DIRECTIONS:
The entries below are to be written out again without alteration.

◇ ◇ ◇ ◇ ◇

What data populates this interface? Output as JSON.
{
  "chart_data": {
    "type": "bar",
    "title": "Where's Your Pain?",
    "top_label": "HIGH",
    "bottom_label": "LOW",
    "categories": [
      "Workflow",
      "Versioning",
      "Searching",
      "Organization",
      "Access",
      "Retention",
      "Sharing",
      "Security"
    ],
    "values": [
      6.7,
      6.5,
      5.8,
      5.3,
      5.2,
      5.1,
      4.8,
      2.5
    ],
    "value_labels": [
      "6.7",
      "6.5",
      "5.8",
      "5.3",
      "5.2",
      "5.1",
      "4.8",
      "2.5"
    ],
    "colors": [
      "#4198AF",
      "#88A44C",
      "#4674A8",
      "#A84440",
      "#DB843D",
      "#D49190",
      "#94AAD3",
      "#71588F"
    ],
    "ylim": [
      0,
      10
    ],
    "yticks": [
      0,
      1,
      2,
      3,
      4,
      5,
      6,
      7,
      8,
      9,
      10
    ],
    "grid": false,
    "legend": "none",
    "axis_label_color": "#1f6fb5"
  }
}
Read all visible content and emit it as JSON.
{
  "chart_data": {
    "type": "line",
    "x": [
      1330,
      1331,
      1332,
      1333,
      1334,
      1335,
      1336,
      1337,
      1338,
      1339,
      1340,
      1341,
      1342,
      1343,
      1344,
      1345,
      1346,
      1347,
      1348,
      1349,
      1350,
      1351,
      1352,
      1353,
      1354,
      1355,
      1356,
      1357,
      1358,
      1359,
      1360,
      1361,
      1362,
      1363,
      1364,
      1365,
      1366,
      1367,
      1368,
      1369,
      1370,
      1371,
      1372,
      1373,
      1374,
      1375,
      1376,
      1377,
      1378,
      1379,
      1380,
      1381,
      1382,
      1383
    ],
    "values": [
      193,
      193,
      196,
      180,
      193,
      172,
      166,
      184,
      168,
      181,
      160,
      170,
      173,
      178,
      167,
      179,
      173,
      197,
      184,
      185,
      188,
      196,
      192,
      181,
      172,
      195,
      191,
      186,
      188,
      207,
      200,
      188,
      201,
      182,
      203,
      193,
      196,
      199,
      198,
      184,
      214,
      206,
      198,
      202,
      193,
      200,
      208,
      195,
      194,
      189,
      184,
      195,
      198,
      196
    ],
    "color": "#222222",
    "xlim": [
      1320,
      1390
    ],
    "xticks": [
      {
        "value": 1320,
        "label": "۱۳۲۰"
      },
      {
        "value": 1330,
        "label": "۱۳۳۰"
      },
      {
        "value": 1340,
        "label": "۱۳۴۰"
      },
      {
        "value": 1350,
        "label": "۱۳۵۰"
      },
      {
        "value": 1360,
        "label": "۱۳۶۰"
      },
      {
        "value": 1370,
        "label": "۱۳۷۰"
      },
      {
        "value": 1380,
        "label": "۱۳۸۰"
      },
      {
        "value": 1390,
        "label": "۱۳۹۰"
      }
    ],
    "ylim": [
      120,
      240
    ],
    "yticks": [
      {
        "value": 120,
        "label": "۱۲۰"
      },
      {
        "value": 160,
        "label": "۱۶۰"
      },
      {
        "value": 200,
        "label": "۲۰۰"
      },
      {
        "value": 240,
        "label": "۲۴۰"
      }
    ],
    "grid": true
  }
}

◇ ◇ ◇ ◇ ◇

WRITTEN RESPONSE:
What data populates this interface? Output as JSON.
{
  "chart_data": {
    "type": "bar",
    "title": "Where's Your Pain?",
    "top_label": "HIGH",
    "bottom_label": "LOW",
    "categories": [
      "Workflow",
      "Versioning",
      "Searching",
      "Organization",
      "Access",
      "Retention",
      "Sharing",
      "Security"
    ],
    "values": [
      6.7,
      6.5,
      5.8,
      5.3,
      5.2,
      5.1,
      4.8,
      2.5
    ],
    "value_labels": [
      "6.7",
      "6.5",
      "5.8",
      "5.3",
      "5.2",
      "5.1",
      "4.8",
      "2.5"
    ],
    "colors": [
      "#4198AF",
      "#88A44C",
      "#4674A8",
      "#A84440",
      "#DB843D",
      "#D49190",
      "#94AAD3",
      "#71588F"
    ],
    "ylim": [
      0,
      10
    ],
    "yticks": [
      0,
      1,
      2,
      3,
      4,
      5,
      6,
      7,
      8,
      9,
      10
    ],
    "grid": false,
    "legend": "none",
    "axis_label_color": "#1f6fb5"
  }
}
Read all visible content and emit it as JSON.
{
  "chart_data": {
    "type": "line",
    "x": [
      1330,
      1331,
      1332,
      1333,
      1334,
      1335,
      1336,
      1337,
      1338,
      1339,
      1340,
      1341,
      1342,
      1343,
      1344,
      1345,
      1346,
      1347,
      1348,
      1349,
      1350,
      1351,
      1352,
      1353,
      1354,
      1355,
      1356,
      1357,
      1358,
      1359,
      1360,
      1361,
      1362,
      1363,
      1364,
      1365,
      1366,
      1367,
      1368,
      1369,
      1370,
      1371,
      1372,
      1373,
      1374,
      1375,
      1376,
      1377,
      1378,
      1379,
      1380,
      1381,
      1382,
      1383
    ],
    "values": [
      193,
      193,
      196,
      180,
      193,
      172,
      166,
      184,
      168,
      181,
      160,
      170,
      173,
      178,
      167,
      179,
      173,
      197,
      184,
      185,
      188,
      196,
      192,
      181,
      172,
      195,
      191,
      186,
      188,
      207,
      200,
      188,
      201,
      182,
      203,
      193,
      196,
      199,
      198,
      184,
      214,
      206,
      198,
      202,
      193,
      200,
      208,
      195,
      194,
      189,
      184,
      195,
      198,
      196
    ],
    "color": "#222222",
    "xlim": [
      1320,
      1390
    ],
    "xticks": [
      {
        "value": 1320,
        "label": "۱۳۲۰"
      },
      {
        "value": 1330,
        "label": "۱۳۳۰"
      },
      {
        "value": 1340,
        "label": "۱۳۴۰"
      },
      {
        "value": 1350,
        "label": "۱۳۵۰"
      },
      {
        "value": 1360,
        "label": "۱۳۶۰"
      },
      {
        "value": 1370,
        "label": "۱۳۷۰"
      },
      {
        "value": 1380,
        "label": "۱۳۸۰"
      },
      {
        "value": 1390,
        "label": "۱۳۹۰"
      }
    ],
    "ylim": [
      120,
      240
    ],
    "yticks": [
      {
        "value": 120,
        "label": "۱۲۰"
      },
      {
        "value": 160,
        "label": "۱۶۰"
      },
      {
        "value": 200,
        "label": "۲۰۰"
      },
      {
        "value": 240,
        "label": "۲۴۰"
      }
    ],
    "grid": true
  }
}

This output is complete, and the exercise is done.